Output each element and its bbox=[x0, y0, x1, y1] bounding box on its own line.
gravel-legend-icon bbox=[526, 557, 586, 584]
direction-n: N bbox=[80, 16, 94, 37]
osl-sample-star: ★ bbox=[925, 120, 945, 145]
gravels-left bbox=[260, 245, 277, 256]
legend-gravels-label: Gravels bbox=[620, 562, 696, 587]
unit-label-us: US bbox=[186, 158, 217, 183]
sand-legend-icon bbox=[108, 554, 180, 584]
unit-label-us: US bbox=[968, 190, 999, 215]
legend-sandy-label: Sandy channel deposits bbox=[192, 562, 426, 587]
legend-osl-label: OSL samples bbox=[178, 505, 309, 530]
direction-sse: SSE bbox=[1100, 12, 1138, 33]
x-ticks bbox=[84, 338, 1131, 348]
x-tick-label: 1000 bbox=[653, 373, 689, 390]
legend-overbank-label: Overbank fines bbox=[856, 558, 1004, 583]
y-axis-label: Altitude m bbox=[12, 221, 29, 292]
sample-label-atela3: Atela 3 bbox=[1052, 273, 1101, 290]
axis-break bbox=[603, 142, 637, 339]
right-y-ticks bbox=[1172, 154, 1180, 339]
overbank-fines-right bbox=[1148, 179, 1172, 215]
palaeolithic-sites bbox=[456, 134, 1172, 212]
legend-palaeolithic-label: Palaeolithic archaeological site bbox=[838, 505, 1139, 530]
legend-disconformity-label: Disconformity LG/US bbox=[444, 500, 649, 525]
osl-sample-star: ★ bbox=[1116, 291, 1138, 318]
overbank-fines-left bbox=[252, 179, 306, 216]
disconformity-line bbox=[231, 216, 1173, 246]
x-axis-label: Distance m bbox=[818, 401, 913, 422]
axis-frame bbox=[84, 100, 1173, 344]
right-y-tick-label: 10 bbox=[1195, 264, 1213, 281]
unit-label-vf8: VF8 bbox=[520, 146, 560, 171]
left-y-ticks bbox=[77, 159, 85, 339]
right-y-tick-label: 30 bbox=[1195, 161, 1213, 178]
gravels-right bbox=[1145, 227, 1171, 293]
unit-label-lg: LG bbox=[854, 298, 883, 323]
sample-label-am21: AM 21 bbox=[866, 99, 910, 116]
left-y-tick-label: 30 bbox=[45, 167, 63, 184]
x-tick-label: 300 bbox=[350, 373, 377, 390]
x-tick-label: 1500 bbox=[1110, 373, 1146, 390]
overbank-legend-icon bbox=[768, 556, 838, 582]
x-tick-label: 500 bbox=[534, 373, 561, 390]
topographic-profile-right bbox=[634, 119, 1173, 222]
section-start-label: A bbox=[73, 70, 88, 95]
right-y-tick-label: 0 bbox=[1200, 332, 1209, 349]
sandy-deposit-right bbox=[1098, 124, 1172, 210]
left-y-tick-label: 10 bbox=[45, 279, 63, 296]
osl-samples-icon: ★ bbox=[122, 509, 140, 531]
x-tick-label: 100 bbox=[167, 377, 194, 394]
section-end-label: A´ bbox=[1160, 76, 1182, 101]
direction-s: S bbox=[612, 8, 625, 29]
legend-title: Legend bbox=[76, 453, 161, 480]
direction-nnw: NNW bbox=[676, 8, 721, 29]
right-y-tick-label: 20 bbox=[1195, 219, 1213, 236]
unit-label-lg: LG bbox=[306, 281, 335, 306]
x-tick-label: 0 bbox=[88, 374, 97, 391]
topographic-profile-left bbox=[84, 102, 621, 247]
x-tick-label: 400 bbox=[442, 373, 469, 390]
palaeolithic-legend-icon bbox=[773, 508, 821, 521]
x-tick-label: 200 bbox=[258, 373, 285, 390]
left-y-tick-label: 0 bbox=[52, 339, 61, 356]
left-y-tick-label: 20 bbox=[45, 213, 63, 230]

» **Exercise description**
Please write out the records verbatim, starting at their first line and ending at the line that contains "sand-legend-icon bbox=[108, 554, 180, 584]", with both of those lines included.

» **Task response**
Output each element and its bbox=[x0, y0, x1, y1] bounding box on its own line.
gravel-legend-icon bbox=[526, 557, 586, 584]
direction-n: N bbox=[80, 16, 94, 37]
osl-sample-star: ★ bbox=[925, 120, 945, 145]
gravels-left bbox=[260, 245, 277, 256]
legend-gravels-label: Gravels bbox=[620, 562, 696, 587]
unit-label-us: US bbox=[186, 158, 217, 183]
sand-legend-icon bbox=[108, 554, 180, 584]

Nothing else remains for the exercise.